The task: Select, from the data, each line where "Middag" occurs.

━━━ Data in this exercise

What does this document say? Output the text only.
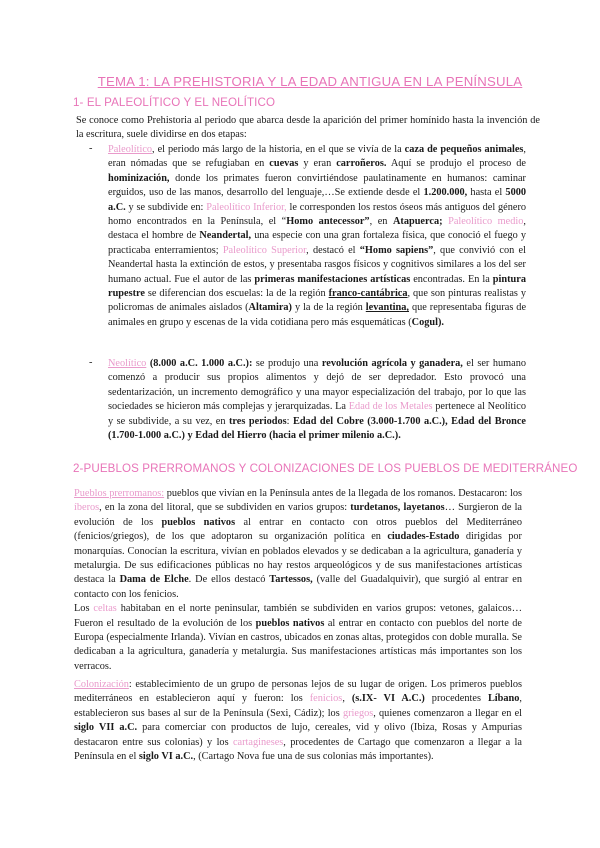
TEMA 1: LA PREHISTORIA Y LA EDAD ANTIGUA EN LA PENÍNSULA
1- EL PALEOLÍTICO Y EL NEOLÍTICO

Se conoce como Prehistoria al periodo que abarca desde la aparición del primer homínido hasta la invención de la escritura, suele dividirse en dos etapas:

- Paleolítico, el periodo más largo de la historia, en el que se vivía de la caza de pequeños animales, eran nómadas que se refugiaban en cuevas y eran carroñeros. Aquí se produjo el proceso de hominización, donde los primates fueron convirtiéndose paulatinamente en humanos: caminar erguidos, uso de las manos, desarrollo del lenguaje,…Se extiende desde el 1.200.000, hasta el 5000 a.C. y se subdivide en: Paleolítico Inferior, le corresponden los restos óseos más antiguos del género homo encontrados en la Península, el “Homo antecessor”, en Atapuerca; Paleolítico medio, destaca el hombre de Neandertal, una especie con una gran fortaleza física, que conoció el fuego y practicaba enterramientos; Paleolítico Superior, destacó el “Homo sapiens”, que convivió con el Neandertal hasta la extinción de estos, y presentaba rasgos físicos y cognitivos similares a los del ser humano actual. Fue el autor de las primeras manifestaciones artísticas encontradas. En la pintura rupestre se diferencian dos escuelas: la de la región franco-cantábrica, que son pinturas realistas y policromas de animales aislados (Altamira) y la de la región levantina, que representaba figuras de animales en grupo y escenas de la vida cotidiana pero más esquemáticas (Cogul).

- Neolítico (8.000 a.C. 1.000 a.C.): se produjo una revolución agrícola y ganadera, el ser humano comenzó a producir sus propios alimentos y dejó de ser depredador. Esto provocó una sedentarización, un incremento demográfico y una mayor especialización del trabajo, por lo que las sociedades se hicieron más complejas y jerarquizadas. La Edad de los Metales pertenece al Neolítico y se subdivide, a su vez, en tres periodos: Edad del Cobre (3.000-1.700 a.C.), Edad del Bronce (1.700-1.000 a.C.) y Edad del Hierro (hacia el primer milenio a.C.).

2-PUEBLOS PRERROMANOS Y COLONIZACIONES DE LOS PUEBLOS DE MEDITERRÁNEO

Pueblos prerromanos: pueblos que vivían en la Península antes de la llegada de los romanos. Destacaron: los íberos, en la zona del litoral, que se subdividen en varios grupos: turdetanos, layetanos… Surgieron de la evolución de los pueblos nativos al entrar en contacto con otros pueblos del Mediterráneo (fenicios/griegos), de los que adoptaron su organización política en ciudades-Estado dirigidas por monarquías. Conocían la escritura, vivían en poblados elevados y se dedicaban a la agricultura, ganadería y metalurgia. De sus edificaciones públicas no hay restos arqueológicos y de sus manifestaciones artísticas destaca la Dama de Elche. De ellos destacó Tartessos, (valle del Guadalquivir), que surgió al entrar en contacto con los fenicios.
Los celtas habitaban en el norte peninsular, también se subdividen en varios grupos: vetones, galaicos… Fueron el resultado de la evolución de los pueblos nativos al entrar en contacto con pueblos del norte de Europa (especialmente Irlanda). Vivían en castros, ubicados en zonas altas, protegidos con doble muralla. Se dedicaban a la agricultura, ganadería y metalurgia. Sus manifestaciones artísticas más importantes son los verracos.

Colonización: establecimiento de un grupo de personas lejos de su lugar de origen. Los primeros pueblos mediterráneos en establecieron aquí y fueron: los fenicios, (s.IX- VI A.C.) procedentes Líbano, establecieron sus bases al sur de la Península (Sexi, Cádiz); los griegos, quienes comenzaron a llegar en el siglo VII a.C. para comerciar con productos de lujo, cereales, vid y olivo (Ibiza, Rosas y Ampurias destacaron entre sus colonias) y los cartagineses, procedentes de Cartago que comenzaron a llegar a la Península en el siglo VI a.C., (Cartago Nova fue una de sus colonias más importantes).
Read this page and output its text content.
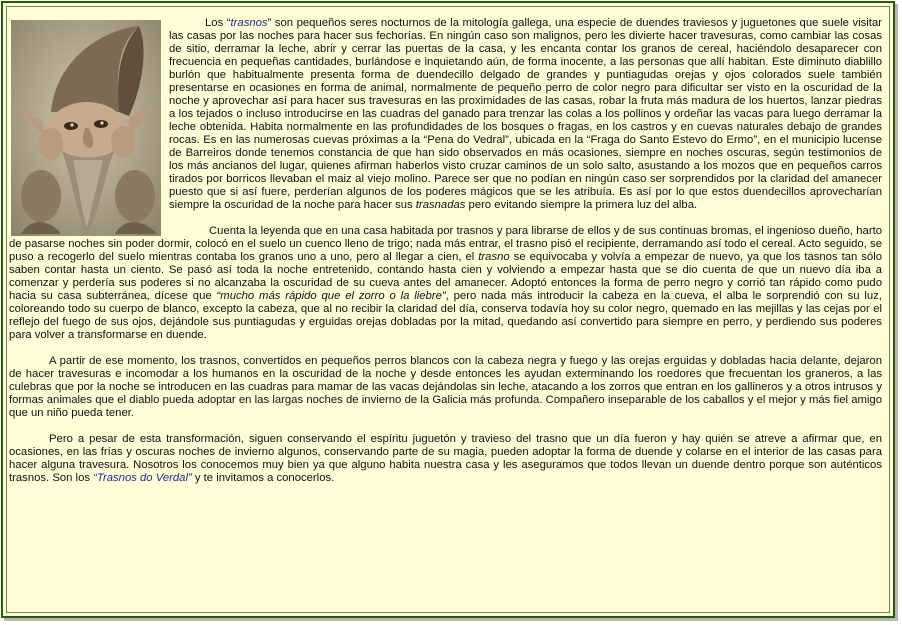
Los “trasnos” son pequeños seres nocturnos de la mitología gallega, una especie de duendes traviesos y juguetones que suele visitar las casas por las noches para hacer sus fechorías. En ningún caso son malignos, pero les divierte hacer travesuras, como cambiar las cosas de sitio, derramar la leche, abrir y cerrar las puertas de la casa, y les encanta contar los granos de cereal, haciéndolo desaparecer con frecuencia en pequeñas cantidades, burlándose e inquietando aún, de forma inocente, a las personas que allí habitan. Este diminuto diablillo burlón que habitualmente presenta forma de duendecillo delgado de grandes y puntiagudas orejas y ojos colorados suele también presentarse en ocasiones en forma de animal, normalmente de pequeño perro de color negro para dificultar ser visto en la oscuridad de la noche y aprovechar así para hacer sus travesuras en las proximidades de las casas, robar la fruta más madura de los huertos, lanzar piedras a los tejados o incluso introducirse en las cuadras del ganado para trenzar las colas a los pollinos y ordeñar las vacas para luego derramar la leche obtenida. Habita normalmente en las profundidades de los bosques o fragas, en los castros y en cuevas naturales debajo de grandes rocas. Es en las numerosas cuevas próximas a la “Pena do Vedral”, ubicada en la “Fraga do Santo Estevo do Ermo”, en el municipio lucense de Barreiros donde tenemos constancia de que han sido observados en más ocasiones, siempre en noches oscuras, según testimonios de los más ancianos del lugar, quienes afirman haberlos visto cruzar caminos de un solo salto, asustando a los mozos que en pequeños carros tirados por borricos llevaban el maiz al viejo molino. Parece ser que no podían en ningún caso ser sorprendidos por la claridad del amanecer puesto que si así fuere, perderían algunos de los poderes mágicos que se les atribuía. Es así por lo que estos duendecillos aprovecharían siempre la oscuridad de la noche para hacer sus trasnadas pero evitando siempre la primera luz del alba.

Cuenta la leyenda que en una casa habitada por trasnos y para librarse de ellos y de sus continuas bromas, el ingenioso dueño, harto de pasarse noches sin poder dormir, colocó en el suelo un cuenco lleno de trigo; nada más entrar, el trasno pisó el recipiente, derramando así todo el cereal. Acto seguido, se puso a recogerlo del suelo mientras contaba los granos uno a uno, pero al llegar a cien, el trasno se equivocaba y volvía a empezar de nuevo, ya que los tasnos tan sólo saben contar hasta un ciento. Se pasó así toda la noche entretenido, contando hasta cien y volviendo a empezar hasta que se dio cuenta de que un nuevo día iba a comenzar y perdería sus poderes si no alcanzaba la oscuridad de su cueva antes del amanecer. Adoptó entonces la forma de perro negro y corrió tan rápido como pudo hacia su casa subterránea, dícese que “mucho más rápido que el zorro o la liebre”, pero nada más introducir la cabeza en la cueva, el alba le sorprendió con su luz, coloreando todo su cuerpo de blanco, excepto la cabeza, que al no recibir la claridad del día, conserva todavía hoy su color negro, quemado en las mejillas y las cejas por el reflejo del fuego de sus ojos, dejándole sus puntiagudas y erguidas orejas dobladas por la mitad, quedando así convertido para siempre en perro, y perdiendo sus poderes para volver a transformarse en duende.

A partir de ese momento, los trasnos, convertidos en pequeños perros blancos con la cabeza negra y fuego y las orejas erguidas y dobladas hacia delante, dejaron de hacer travesuras e incomodar a los humanos en la oscuridad de la noche y desde entonces les ayudan exterminando los roedores que frecuentan los graneros, a las culebras que por la noche se introducen en las cuadras para mamar de las vacas dejándolas sin leche, atacando a los zorros que entran en los gallineros y a otros intrusos y formas animales que el diablo pueda adoptar en las largas noches de invierno de la Galicia más profunda. Compañero inseparable de los caballos y el mejor y más fiel amigo que un niño pueda tener.

Pero a pesar de esta transformación, siguen conservando el espíritu juguetón y travieso del trasno que un día fueron y hay quién se atreve a afirmar que, en ocasiones, en las frías y oscuras noches de invierno algunos, conservando parte de su magia, pueden adoptar la forma de duende y colarse en el interior de las casas para hacer alguna travesura. Nosotros los conocemos muy bien ya que alguno habita nuestra casa y les aseguramos que todos llevan un duende dentro porque son auténticos trasnos. Son los “Trasnos do Verdal” y te invitamos a conocerlos.
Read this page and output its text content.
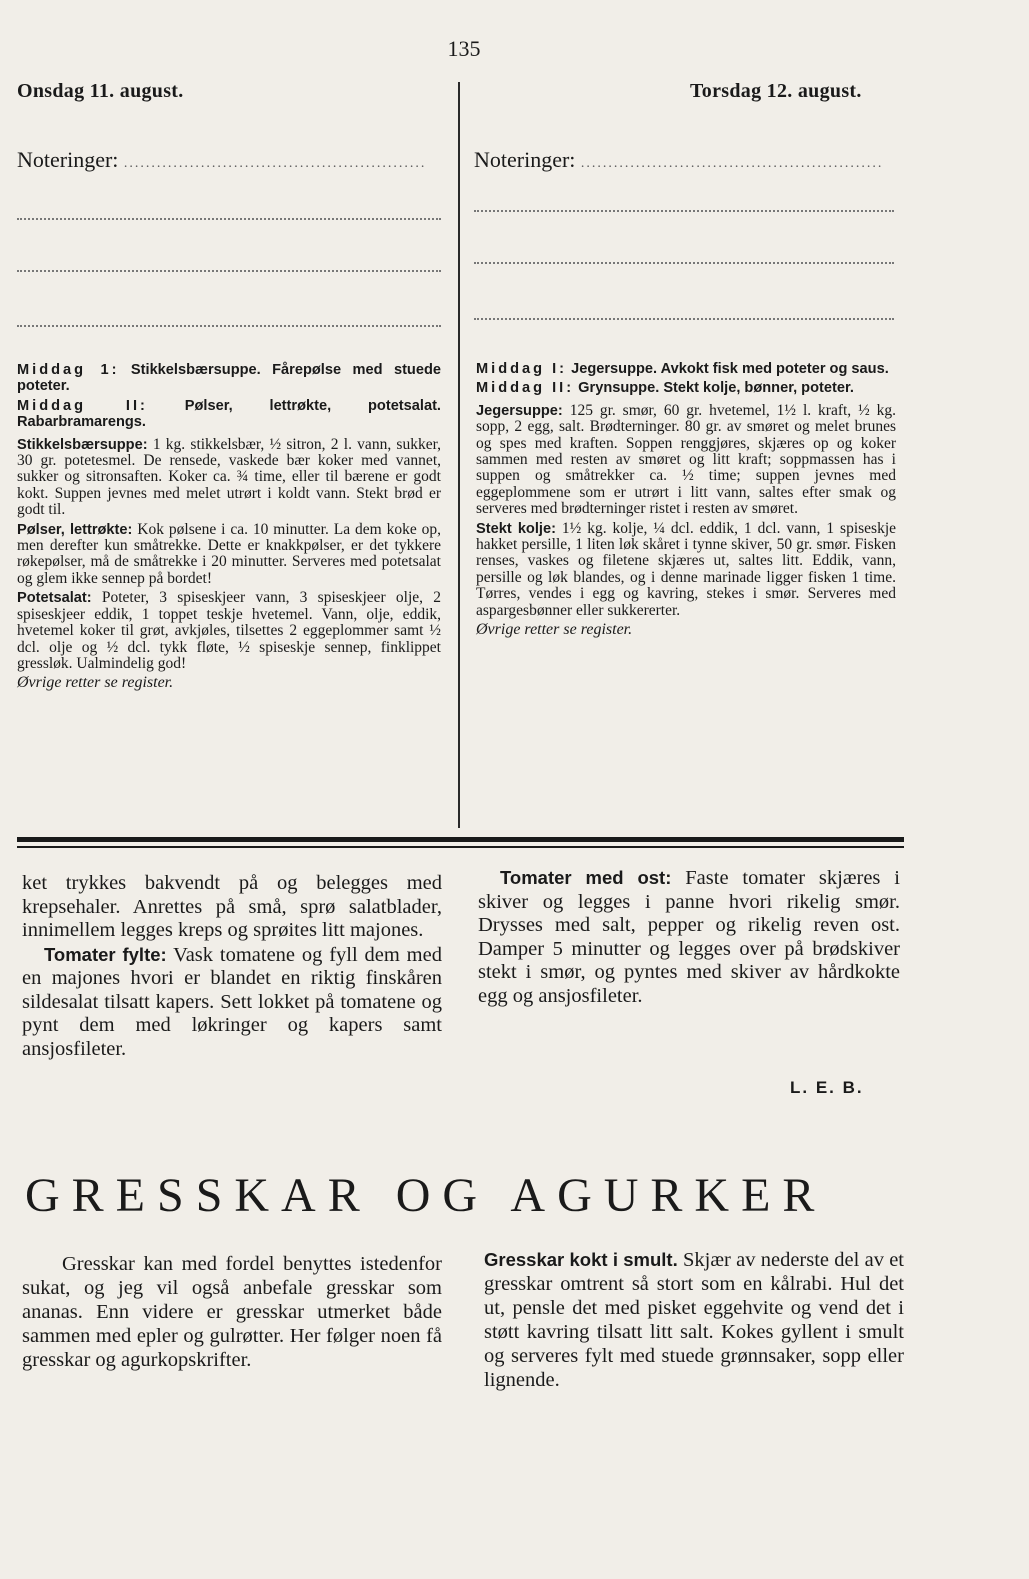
135
Onsdag 11. august.	Torsdag 12. august.
Noteringer: .......................................................	Noteringer: .......................................................

Middag 1: Stikkelsbærsuppe. Fårepølse med stuede poteter.

Middag II:	Pølser, lettrøkte, potetsalat. Rabarbramarengs.

Stikkelsbærsuppe: 1 kg. stikkelsbær, ½ sitron, 2 l. vann, sukker, 30 gr. potetesmel. De rensede, vaskede bær koker med vannet, sukker og sitronsaften. Koker ca. ¾ time, eller til bærene er godt kokt. Suppen jevnes med melet utrørt i koldt vann. Stekt brød er godt til.

Pølser, lettrøkte: Kok pølsene i ca. 10 minutter. La dem koke op, men derefter kun småtrekke. Dette er knakkpølser, er det tykkere røkepølser, må de småtrekke i 20 minutter. Serveres med potetsalat og glem ikke sennep på bordet!

Potetsalat: Poteter, 3 spiseskjeer vann, 3 spiseskjeer olje, 2 spiseskjeer eddik, 1 toppet teskje hvetemel. Vann, olje, eddik, hvetemel koker til grøt, avkjøles, tilsettes 2 eggeplommer samt ½ dcl. olje og ½ dcl. tykk fløte, ½ spiseskje sennep, finklippet gressløk. Ualmindelig god!

Øvrige retter se register.

Middag I: Jegersuppe. Avkokt fisk med poteter og saus.

Middag II: Grynsuppe. Stekt kolje, bønner, poteter.

Jegersuppe: 125 gr. smør, 60 gr. hvetemel, 1½ l. kraft, ½ kg. sopp, 2 egg, salt. Brødterninger. 80 gr. av smøret og melet brunes og spes med kraften. Soppen renggjøres, skjæres op og koker sammen med resten av smøret og litt kraft; soppmassen has i suppen og småtrekker ca. ½ time; suppen jevnes med eggeplommene som er utrørt i litt vann, saltes efter smak og serveres med brødterninger ristet i resten av smøret.

Stekt kolje: 1½ kg. kolje, ¼ dcl. eddik, 1 dcl. vann, 1 spiseskje hakket persille, 1 liten løk skåret i tynne skiver, 50 gr. smør. Fisken renses, vaskes og filetene skjæres ut, saltes litt. Eddik, vann, persille og løk blandes, og i denne marinade ligger fisken 1 time. Tørres, vendes i egg og kavring, stekes i smør. Serveres med aspargesbønner eller sukkererter.

Øvrige retter se register.

ket trykkes bakvendt på og belegges med krepsehaler. Anrettes på små, sprø salatblader, innimellem legges kreps og sprøites litt majones.

Tomater fylte: Vask tomatene og fyll dem med en majones hvori er blandet en riktig finskåren sildesalat tilsatt kapers. Sett lokket på tomatene og pynt dem med løkringer og kapers samt ansjosfileter.

Tomater med ost: Faste tomater skjæres i skiver og legges i panne hvori rikelig smør. Drysses med salt, pepper og rikelig reven ost. Damper 5 minutter og legges over på brødskiver stekt i smør, og pyntes med skiver av hårdkokte egg og ansjosfileter.

L. E. B.
GRESSKAR OG AGURKER

Gresskar kan med fordel benyttes istedenfor sukat, og jeg vil også anbefale gresskar som ananas. Enn videre er gresskar utmerket både sammen med epler og gulrøtter. Her følger noen få gresskar og agurkopskrifter.

Gresskar kokt i smult. Skjær av nederste del av et gresskar omtrent så stort som en kålrabi. Hul det ut, pensle det med pisket eggehvite og vend det i støtt kavring tilsatt litt salt. Kokes gyllent i smult og serveres fylt med stuede grønnsaker, sopp eller lignende.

━━━━━━

Output of the task:
Middag 1: Stikkelsbærsuppe. Fårepølse med stuede poteter.
Middag II:	Pølser, lettrøkte, potetsalat. Rabarbramarengs.
Middag I: Jegersuppe. Avkokt fisk med poteter og saus.
Middag II: Grynsuppe. Stekt kolje, bønner, poteter.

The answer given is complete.